■ EXERCISE GOAL ■
Extract each line where the string "text" shows up.

■ TASK INPUTS ■
------------------------------

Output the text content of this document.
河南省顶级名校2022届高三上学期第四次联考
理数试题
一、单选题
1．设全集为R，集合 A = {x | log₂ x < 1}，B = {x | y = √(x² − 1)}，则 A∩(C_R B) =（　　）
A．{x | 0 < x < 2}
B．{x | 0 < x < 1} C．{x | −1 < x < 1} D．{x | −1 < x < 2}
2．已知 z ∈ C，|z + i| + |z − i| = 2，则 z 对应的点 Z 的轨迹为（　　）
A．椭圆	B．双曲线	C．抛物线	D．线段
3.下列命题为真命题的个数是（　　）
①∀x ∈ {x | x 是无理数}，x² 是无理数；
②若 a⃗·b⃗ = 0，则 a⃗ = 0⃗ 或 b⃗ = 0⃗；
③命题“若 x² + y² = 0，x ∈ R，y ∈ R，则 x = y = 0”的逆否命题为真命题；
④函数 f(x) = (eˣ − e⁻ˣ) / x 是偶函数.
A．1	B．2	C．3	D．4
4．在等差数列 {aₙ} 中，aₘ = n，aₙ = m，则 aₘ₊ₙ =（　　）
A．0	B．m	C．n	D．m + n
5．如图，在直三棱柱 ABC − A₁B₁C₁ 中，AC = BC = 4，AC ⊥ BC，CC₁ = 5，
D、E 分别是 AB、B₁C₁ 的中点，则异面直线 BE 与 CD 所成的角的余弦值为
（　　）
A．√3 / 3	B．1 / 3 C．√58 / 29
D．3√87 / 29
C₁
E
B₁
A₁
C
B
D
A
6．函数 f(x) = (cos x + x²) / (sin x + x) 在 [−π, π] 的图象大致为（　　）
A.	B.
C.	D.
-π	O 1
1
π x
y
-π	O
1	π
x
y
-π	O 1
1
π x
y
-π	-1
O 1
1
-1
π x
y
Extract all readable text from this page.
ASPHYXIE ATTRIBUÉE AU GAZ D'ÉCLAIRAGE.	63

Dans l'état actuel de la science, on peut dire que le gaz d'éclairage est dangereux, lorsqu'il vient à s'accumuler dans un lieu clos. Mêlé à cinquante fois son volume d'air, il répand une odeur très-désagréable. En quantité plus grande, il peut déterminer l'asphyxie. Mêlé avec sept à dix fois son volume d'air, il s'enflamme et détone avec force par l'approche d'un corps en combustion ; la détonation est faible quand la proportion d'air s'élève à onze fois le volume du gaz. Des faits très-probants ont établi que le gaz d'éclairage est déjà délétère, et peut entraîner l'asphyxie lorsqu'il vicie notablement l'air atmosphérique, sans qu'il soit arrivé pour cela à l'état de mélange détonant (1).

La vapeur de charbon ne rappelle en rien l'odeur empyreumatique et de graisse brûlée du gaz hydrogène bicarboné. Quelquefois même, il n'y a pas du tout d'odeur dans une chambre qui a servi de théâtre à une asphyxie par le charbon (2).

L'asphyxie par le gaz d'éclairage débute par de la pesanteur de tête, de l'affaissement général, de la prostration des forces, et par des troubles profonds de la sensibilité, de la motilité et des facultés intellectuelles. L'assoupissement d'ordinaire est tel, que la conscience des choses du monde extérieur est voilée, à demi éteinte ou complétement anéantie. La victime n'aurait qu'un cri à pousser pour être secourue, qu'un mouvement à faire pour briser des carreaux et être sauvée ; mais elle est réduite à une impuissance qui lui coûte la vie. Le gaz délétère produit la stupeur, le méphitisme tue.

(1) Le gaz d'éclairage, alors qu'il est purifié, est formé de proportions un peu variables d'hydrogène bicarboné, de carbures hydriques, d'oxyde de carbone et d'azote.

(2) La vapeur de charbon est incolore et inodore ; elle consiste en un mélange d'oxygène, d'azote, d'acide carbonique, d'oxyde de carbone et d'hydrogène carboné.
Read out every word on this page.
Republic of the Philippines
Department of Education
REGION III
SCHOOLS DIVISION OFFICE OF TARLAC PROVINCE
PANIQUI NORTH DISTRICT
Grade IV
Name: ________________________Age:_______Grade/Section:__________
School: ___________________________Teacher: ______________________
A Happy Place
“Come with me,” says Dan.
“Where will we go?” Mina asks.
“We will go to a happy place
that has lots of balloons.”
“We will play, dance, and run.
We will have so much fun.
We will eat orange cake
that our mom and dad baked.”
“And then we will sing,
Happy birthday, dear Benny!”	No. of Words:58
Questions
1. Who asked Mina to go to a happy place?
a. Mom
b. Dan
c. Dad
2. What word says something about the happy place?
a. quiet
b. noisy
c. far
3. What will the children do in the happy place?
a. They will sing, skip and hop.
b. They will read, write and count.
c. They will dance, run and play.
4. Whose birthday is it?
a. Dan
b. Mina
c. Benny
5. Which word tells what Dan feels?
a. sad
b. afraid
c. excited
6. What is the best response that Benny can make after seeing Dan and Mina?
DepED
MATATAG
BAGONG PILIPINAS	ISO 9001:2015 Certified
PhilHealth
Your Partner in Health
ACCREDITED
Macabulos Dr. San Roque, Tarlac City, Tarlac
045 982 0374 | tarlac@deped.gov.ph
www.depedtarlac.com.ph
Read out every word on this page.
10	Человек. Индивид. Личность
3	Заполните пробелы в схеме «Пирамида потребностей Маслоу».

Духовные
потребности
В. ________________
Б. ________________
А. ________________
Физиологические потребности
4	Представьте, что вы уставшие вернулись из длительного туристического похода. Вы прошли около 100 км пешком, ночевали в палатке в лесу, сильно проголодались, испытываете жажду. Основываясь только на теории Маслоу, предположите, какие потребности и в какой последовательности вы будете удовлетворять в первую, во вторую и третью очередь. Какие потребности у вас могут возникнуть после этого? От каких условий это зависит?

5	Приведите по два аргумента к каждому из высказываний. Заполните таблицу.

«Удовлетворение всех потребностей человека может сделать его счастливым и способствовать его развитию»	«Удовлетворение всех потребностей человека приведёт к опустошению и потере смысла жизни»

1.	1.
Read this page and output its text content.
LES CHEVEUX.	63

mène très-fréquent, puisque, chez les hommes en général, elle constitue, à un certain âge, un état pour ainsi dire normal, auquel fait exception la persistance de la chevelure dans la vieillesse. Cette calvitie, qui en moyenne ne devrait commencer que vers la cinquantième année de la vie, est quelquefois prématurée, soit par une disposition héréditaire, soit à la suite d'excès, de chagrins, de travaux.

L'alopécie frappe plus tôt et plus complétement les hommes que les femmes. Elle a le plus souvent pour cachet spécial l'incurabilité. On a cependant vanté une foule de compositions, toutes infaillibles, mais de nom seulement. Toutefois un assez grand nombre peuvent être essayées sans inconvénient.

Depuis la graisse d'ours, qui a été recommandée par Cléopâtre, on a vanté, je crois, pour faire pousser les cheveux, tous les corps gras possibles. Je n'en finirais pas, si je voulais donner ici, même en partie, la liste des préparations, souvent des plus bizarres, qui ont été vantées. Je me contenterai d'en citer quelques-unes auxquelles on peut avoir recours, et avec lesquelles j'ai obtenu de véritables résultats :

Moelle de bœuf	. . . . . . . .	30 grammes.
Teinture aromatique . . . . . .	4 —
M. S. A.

------------------------------

■ SOLUTION ■
Output the text content of this document.
Extract all readable text from this page.
Read this page and output its text content.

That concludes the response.